• WORK TO DO: Pick out all lines in the listing holding the string "image" and copy them.
Start of RECORDS FOR THIS TASK
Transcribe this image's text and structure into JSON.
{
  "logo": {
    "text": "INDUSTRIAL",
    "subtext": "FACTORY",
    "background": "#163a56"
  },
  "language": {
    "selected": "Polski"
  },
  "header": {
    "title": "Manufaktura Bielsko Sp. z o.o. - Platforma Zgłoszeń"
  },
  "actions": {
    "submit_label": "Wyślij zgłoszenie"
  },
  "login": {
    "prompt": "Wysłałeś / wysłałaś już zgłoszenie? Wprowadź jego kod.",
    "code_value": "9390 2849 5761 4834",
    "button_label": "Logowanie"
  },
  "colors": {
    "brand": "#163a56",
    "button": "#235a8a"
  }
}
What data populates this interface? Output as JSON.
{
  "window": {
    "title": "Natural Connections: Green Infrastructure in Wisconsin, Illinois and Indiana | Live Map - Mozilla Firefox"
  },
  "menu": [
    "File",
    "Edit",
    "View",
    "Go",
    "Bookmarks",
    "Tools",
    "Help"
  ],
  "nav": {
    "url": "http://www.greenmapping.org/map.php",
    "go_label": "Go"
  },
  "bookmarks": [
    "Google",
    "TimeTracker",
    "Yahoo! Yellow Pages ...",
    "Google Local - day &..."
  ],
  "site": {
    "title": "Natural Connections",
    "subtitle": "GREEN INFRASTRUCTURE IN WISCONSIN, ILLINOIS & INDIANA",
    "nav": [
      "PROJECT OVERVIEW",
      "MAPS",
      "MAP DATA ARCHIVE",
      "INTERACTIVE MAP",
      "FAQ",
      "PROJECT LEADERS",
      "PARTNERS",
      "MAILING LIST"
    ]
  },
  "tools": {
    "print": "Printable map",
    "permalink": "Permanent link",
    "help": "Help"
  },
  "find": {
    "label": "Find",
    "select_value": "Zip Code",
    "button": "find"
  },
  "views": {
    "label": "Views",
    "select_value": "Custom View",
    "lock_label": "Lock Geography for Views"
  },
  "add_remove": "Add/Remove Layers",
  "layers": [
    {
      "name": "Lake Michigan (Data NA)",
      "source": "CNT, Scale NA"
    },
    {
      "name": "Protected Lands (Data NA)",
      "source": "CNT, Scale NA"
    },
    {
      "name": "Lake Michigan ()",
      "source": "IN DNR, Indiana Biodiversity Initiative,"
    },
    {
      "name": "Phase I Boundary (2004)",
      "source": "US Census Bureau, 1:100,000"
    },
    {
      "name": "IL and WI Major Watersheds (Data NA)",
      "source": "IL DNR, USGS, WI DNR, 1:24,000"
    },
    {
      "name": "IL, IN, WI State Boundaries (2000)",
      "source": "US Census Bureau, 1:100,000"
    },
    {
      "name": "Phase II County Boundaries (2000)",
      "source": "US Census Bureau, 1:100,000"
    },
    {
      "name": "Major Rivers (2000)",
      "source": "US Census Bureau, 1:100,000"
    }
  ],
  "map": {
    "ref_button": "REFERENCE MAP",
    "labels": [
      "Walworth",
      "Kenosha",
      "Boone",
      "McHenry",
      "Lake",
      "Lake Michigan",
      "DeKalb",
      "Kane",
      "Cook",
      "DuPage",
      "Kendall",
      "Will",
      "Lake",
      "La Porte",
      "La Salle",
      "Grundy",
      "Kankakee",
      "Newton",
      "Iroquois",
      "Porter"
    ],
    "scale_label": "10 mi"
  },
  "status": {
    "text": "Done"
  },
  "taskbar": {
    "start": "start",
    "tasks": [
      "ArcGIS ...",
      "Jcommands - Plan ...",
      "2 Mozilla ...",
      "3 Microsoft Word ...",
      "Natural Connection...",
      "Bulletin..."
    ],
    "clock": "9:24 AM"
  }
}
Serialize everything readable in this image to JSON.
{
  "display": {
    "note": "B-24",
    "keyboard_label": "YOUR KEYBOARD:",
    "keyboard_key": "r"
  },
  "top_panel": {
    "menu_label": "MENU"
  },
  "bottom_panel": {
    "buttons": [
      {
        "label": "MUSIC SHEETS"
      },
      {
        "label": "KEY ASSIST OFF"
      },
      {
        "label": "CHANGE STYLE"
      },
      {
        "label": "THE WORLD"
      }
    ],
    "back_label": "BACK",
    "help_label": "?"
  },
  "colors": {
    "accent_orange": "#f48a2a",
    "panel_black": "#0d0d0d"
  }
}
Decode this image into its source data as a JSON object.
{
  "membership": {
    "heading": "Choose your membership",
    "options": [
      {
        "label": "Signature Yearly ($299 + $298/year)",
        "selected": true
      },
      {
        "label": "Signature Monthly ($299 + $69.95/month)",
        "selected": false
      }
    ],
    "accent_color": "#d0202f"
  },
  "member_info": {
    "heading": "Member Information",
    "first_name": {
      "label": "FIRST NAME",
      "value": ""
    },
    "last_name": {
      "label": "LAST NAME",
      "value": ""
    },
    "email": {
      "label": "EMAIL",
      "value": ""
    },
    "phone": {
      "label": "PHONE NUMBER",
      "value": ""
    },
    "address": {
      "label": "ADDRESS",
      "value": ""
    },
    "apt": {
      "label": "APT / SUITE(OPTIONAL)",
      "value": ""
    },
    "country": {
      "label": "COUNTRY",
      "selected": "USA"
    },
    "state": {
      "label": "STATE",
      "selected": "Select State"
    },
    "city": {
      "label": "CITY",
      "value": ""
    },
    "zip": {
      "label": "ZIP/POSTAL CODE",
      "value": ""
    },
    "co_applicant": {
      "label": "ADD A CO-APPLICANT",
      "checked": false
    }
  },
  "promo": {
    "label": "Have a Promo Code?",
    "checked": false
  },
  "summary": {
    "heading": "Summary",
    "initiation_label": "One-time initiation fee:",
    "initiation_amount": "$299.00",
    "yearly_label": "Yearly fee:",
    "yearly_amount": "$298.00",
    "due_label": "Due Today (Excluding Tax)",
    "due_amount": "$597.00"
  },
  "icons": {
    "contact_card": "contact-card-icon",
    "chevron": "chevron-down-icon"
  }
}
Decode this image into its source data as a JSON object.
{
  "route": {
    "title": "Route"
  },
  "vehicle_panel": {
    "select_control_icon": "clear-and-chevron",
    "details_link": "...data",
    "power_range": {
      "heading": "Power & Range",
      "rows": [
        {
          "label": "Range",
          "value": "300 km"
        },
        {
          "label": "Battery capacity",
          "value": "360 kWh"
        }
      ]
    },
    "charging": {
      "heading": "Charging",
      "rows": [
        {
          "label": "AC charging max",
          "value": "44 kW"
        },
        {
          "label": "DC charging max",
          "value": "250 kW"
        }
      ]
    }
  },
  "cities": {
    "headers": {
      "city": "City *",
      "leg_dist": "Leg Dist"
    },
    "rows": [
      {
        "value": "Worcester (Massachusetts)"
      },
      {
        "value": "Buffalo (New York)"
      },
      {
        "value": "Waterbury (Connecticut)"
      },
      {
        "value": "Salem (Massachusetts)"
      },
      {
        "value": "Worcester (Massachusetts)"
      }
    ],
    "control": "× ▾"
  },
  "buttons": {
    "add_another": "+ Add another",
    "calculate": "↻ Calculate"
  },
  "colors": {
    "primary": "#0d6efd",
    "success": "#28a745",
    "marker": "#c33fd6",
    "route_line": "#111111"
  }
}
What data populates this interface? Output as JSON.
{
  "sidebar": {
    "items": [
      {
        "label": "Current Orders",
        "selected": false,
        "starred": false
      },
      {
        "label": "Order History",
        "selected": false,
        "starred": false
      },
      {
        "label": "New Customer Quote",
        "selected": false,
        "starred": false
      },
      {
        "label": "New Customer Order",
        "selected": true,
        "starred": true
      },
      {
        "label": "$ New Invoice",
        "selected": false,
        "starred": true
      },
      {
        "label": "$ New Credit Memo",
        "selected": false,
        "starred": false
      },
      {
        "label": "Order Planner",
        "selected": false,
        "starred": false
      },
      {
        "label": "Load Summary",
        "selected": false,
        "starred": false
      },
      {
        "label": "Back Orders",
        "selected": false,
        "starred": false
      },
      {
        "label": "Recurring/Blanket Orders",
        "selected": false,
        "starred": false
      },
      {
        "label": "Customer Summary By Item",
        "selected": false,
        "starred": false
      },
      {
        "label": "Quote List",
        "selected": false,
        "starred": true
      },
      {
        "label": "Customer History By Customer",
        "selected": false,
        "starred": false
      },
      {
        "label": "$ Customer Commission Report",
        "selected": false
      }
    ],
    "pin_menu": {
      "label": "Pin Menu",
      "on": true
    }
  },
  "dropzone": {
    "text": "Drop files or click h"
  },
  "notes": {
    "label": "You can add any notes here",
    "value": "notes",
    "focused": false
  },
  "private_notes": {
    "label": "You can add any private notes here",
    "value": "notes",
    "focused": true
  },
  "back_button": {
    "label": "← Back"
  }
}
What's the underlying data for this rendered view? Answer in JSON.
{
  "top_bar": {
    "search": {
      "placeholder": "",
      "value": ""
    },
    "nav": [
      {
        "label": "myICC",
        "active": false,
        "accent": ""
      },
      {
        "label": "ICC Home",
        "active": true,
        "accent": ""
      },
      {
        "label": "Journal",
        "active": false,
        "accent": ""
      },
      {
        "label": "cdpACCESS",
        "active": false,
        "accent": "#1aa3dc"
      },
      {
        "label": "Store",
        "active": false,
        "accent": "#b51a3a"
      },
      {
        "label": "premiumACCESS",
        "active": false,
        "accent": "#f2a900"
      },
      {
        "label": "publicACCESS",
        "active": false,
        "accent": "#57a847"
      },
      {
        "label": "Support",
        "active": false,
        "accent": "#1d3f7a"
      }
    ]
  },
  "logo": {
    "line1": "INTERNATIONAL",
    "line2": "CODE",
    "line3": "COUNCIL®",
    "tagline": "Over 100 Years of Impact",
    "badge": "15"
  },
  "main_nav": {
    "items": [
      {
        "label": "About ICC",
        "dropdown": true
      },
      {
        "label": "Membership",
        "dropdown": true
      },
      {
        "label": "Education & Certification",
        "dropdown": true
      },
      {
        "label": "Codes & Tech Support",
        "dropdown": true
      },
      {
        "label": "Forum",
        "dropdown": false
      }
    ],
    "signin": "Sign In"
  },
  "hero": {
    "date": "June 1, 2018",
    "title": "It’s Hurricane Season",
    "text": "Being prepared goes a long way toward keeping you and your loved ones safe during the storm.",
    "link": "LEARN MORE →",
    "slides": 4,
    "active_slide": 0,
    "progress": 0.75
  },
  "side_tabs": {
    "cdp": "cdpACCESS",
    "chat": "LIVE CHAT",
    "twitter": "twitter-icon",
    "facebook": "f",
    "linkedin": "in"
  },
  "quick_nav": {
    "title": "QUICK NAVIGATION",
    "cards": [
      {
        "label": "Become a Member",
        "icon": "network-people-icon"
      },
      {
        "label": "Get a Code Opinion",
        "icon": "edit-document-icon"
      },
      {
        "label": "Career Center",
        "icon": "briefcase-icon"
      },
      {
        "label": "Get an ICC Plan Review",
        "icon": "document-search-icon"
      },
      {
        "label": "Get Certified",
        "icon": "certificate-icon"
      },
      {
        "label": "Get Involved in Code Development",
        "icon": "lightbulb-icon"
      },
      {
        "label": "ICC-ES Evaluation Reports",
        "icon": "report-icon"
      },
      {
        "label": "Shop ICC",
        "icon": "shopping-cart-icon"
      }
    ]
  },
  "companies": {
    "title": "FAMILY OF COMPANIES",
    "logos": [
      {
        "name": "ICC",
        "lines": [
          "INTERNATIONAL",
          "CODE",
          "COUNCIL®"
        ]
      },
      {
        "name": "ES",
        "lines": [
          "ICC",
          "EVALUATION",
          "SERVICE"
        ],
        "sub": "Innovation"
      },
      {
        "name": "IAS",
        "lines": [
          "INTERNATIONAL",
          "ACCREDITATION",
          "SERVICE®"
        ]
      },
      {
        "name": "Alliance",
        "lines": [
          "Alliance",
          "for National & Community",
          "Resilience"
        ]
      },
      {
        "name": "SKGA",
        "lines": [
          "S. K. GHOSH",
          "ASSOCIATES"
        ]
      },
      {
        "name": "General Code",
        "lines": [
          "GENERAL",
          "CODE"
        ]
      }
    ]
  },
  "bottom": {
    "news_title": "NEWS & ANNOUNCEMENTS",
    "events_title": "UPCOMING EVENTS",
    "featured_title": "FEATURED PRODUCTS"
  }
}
End of RECORDS FOR THIS TASK
• REPLY TO THE EXERCISE:
Transcribe this image's text and structure into JSON.
Serialize everything readable in this image to JSON.
Decode this image into its source data as a JSON object.
Decode this image into its source data as a JSON object.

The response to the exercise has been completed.